The exercise: Transcribe every line exactly and omit anything that is a picture.

Materials provided:
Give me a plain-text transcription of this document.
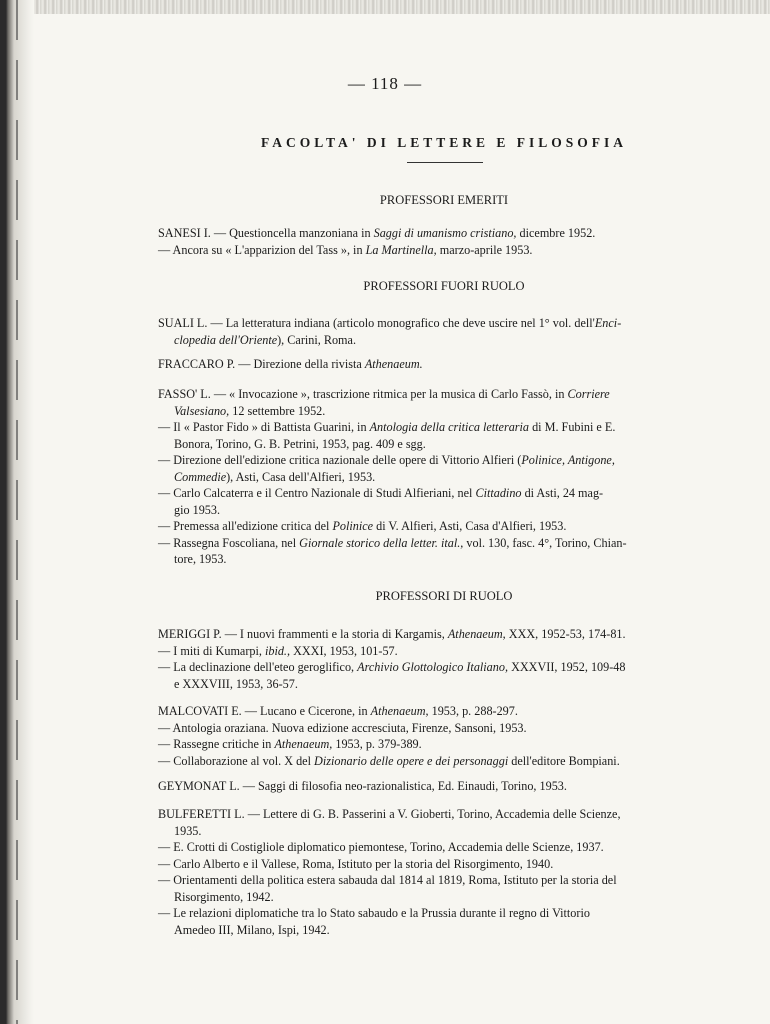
— 118 —
FACOLTA' DI LETTERE E FILOSOFIA
PROFESSORI EMERITI
SANESI I. — Questioncella manzoniana in Saggi di umanismo cristiano, dicembre 1952.
— Ancora su « L'apparizion del Tass », in La Martinella, marzo-aprile 1953.
PROFESSORI FUORI RUOLO
SUALI L. — La letteratura indiana (articolo monografico che deve uscire nel 1° vol. dell'Enci-
clopedia dell'Oriente), Carini, Roma.
FRACCARO P. — Direzione della rivista Athenaeum.
FASSO' L. — « Invocazione », trascrizione ritmica per la musica di Carlo Fassò, in Corriere
Valsesiano, 12 settembre 1952.
— Il « Pastor Fido » di Battista Guarini, in Antologia della critica letteraria di M. Fubini e E.
Bonora, Torino, G. B. Petrini, 1953, pag. 409 e sgg.
— Direzione dell'edizione critica nazionale delle opere di Vittorio Alfieri (Polinice, Antigone,
Commedie), Asti, Casa dell'Alfieri, 1953.
— Carlo Calcaterra e il Centro Nazionale di Studi Alfieriani, nel Cittadino di Asti, 24 mag-
gio 1953.
— Premessa all'edizione critica del Polinice di V. Alfieri, Asti, Casa d'Alfieri, 1953.
— Rassegna Foscoliana, nel Giornale storico della letter. ital., vol. 130, fasc. 4°, Torino, Chian-
tore, 1953.
PROFESSORI DI RUOLO
MERIGGI P. — I nuovi frammenti e la storia di Kargamis, Athenaeum, XXX, 1952-53, 174-81.
— I miti di Kumarpi, ibid., XXXI, 1953, 101-57.
— La declinazione dell'eteo geroglifico, Archivio Glottologico Italiano, XXXVII, 1952, 109-48
e XXXVIII, 1953, 36-57.
MALCOVATI E. — Lucano e Cicerone, in Athenaeum, 1953, p. 288-297.
— Antologia oraziana. Nuova edizione accresciuta, Firenze, Sansoni, 1953.
— Rassegne critiche in Athenaeum, 1953, p. 379-389.
— Collaborazione al vol. X del Dizionario delle opere e dei personaggi dell'editore Bompiani.
GEYMONAT L. — Saggi di filosofia neo-razionalistica, Ed. Einaudi, Torino, 1953.
BULFERETTI L. — Lettere di G. B. Passerini a V. Gioberti, Torino, Accademia delle Scienze,
1935.
— E. Crotti di Costigliole diplomatico piemontese, Torino, Accademia delle Scienze, 1937.
— Carlo Alberto e il Vallese, Roma, Istituto per la storia del Risorgimento, 1940.
— Orientamenti della politica estera sabauda dal 1814 al 1819, Roma, Istituto per la storia del
Risorgimento, 1942.
— Le relazioni diplomatiche tra lo Stato sabaudo e la Prussia durante il regno di Vittorio
Amedeo III, Milano, Ispi, 1942.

Result:
Give me a plain-text transcription of this document.
— 118 —
FACOLTA' DI LETTERE E FILOSOFIA
PROFESSORI EMERITI
SANESI I. — Questioncella manzoniana in Saggi di umanismo cristiano, dicembre 1952.
— Ancora su « L'apparizion del Tass », in La Martinella, marzo-aprile 1953.
PROFESSORI FUORI RUOLO
SUALI L. — La letteratura indiana (articolo monografico che deve uscire nel 1° vol. dell'Enci-
clopedia dell'Oriente), Carini, Roma.
FRACCARO P. — Direzione della rivista Athenaeum.
FASSO' L. — « Invocazione », trascrizione ritmica per la musica di Carlo Fassò, in Corriere
Valsesiano, 12 settembre 1952.
— Il « Pastor Fido » di Battista Guarini, in Antologia della critica letteraria di M. Fubini e E.
Bonora, Torino, G. B. Petrini, 1953, pag. 409 e sgg.
— Direzione dell'edizione critica nazionale delle opere di Vittorio Alfieri (Polinice, Antigone,
Commedie), Asti, Casa dell'Alfieri, 1953.
— Carlo Calcaterra e il Centro Nazionale di Studi Alfieriani, nel Cittadino di Asti, 24 mag-
gio 1953.
— Premessa all'edizione critica del Polinice di V. Alfieri, Asti, Casa d'Alfieri, 1953.
— Rassegna Foscoliana, nel Giornale storico della letter. ital., vol. 130, fasc. 4°, Torino, Chian-
tore, 1953.
PROFESSORI DI RUOLO
MERIGGI P. — I nuovi frammenti e la storia di Kargamis, Athenaeum, XXX, 1952-53, 174-81.
— I miti di Kumarpi, ibid., XXXI, 1953, 101-57.
— La declinazione dell'eteo geroglifico, Archivio Glottologico Italiano, XXXVII, 1952, 109-48
e XXXVIII, 1953, 36-57.
MALCOVATI E. — Lucano e Cicerone, in Athenaeum, 1953, p. 288-297.
— Antologia oraziana. Nuova edizione accresciuta, Firenze, Sansoni, 1953.
— Rassegne critiche in Athenaeum, 1953, p. 379-389.
— Collaborazione al vol. X del Dizionario delle opere e dei personaggi dell'editore Bompiani.
GEYMONAT L. — Saggi di filosofia neo-razionalistica, Ed. Einaudi, Torino, 1953.
BULFERETTI L. — Lettere di G. B. Passerini a V. Gioberti, Torino, Accademia delle Scienze,
1935.
— E. Crotti di Costigliole diplomatico piemontese, Torino, Accademia delle Scienze, 1937.
— Carlo Alberto e il Vallese, Roma, Istituto per la storia del Risorgimento, 1940.
— Orientamenti della politica estera sabauda dal 1814 al 1819, Roma, Istituto per la storia del
Risorgimento, 1942.
— Le relazioni diplomatiche tra lo Stato sabaudo e la Prussia durante il regno di Vittorio
Amedeo III, Milano, Ispi, 1942.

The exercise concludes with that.